(Stored dataset items)

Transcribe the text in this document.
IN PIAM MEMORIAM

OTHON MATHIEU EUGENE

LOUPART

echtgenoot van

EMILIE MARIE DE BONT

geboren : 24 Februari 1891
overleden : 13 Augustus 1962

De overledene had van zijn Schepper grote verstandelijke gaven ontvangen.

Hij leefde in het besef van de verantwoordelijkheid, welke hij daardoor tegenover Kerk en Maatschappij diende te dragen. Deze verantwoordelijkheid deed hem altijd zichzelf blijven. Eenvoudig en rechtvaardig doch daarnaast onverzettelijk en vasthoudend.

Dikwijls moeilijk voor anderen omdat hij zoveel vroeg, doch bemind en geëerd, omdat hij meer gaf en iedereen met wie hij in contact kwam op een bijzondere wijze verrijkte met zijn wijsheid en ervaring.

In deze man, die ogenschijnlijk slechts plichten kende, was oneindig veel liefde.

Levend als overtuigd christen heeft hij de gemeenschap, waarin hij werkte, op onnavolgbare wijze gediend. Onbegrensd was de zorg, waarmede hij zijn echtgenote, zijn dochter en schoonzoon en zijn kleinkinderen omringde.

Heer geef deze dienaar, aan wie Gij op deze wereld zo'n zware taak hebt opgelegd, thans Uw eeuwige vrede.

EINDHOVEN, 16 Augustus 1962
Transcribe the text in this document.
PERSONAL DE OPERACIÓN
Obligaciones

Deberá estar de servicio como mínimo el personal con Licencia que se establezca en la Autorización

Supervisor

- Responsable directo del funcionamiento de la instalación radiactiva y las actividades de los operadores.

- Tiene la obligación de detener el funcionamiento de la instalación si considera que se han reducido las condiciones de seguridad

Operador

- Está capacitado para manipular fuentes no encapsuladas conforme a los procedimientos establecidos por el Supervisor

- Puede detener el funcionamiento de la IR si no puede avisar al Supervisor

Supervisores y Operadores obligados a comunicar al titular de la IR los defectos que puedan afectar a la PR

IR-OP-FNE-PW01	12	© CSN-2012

Exercise description: Retype all of the entries precisely as they are.

Exercise answer:
Transcribe the text in this document.
IN PIAM MEMORIAM

OTHON MATHIEU EUGENE

LOUPART

echtgenoot van

EMILIE MARIE DE BONT

geboren : 24 Februari 1891
overleden : 13 Augustus 1962

De overledene had van zijn Schepper grote verstandelijke gaven ontvangen.

Hij leefde in het besef van de verantwoordelijkheid, welke hij daardoor tegenover Kerk en Maatschappij diende te dragen. Deze verantwoordelijkheid deed hem altijd zichzelf blijven. Eenvoudig en rechtvaardig doch daarnaast onverzettelijk en vasthoudend.

Dikwijls moeilijk voor anderen omdat hij zoveel vroeg, doch bemind en geëerd, omdat hij meer gaf en iedereen met wie hij in contact kwam op een bijzondere wijze verrijkte met zijn wijsheid en ervaring.

In deze man, die ogenschijnlijk slechts plichten kende, was oneindig veel liefde.

Levend als overtuigd christen heeft hij de gemeenschap, waarin hij werkte, op onnavolgbare wijze gediend. Onbegrensd was de zorg, waarmede hij zijn echtgenote, zijn dochter en schoonzoon en zijn kleinkinderen omringde.

Heer geef deze dienaar, aan wie Gij op deze wereld zo'n zware taak hebt opgelegd, thans Uw eeuwige vrede.

EINDHOVEN, 16 Augustus 1962
Transcribe the text in this document.
PERSONAL DE OPERACIÓN
Obligaciones

Deberá estar de servicio como mínimo el personal con Licencia que se establezca en la Autorización

Supervisor

- Responsable directo del funcionamiento de la instalación radiactiva y las actividades de los operadores.

- Tiene la obligación de detener el funcionamiento de la instalación si considera que se han reducido las condiciones de seguridad

Operador

- Está capacitado para manipular fuentes no encapsuladas conforme a los procedimientos establecidos por el Supervisor

- Puede detener el funcionamiento de la IR si no puede avisar al Supervisor

Supervisores y Operadores obligados a comunicar al titular de la IR los defectos que puedan afectar a la PR

IR-OP-FNE-PW01	12	© CSN-2012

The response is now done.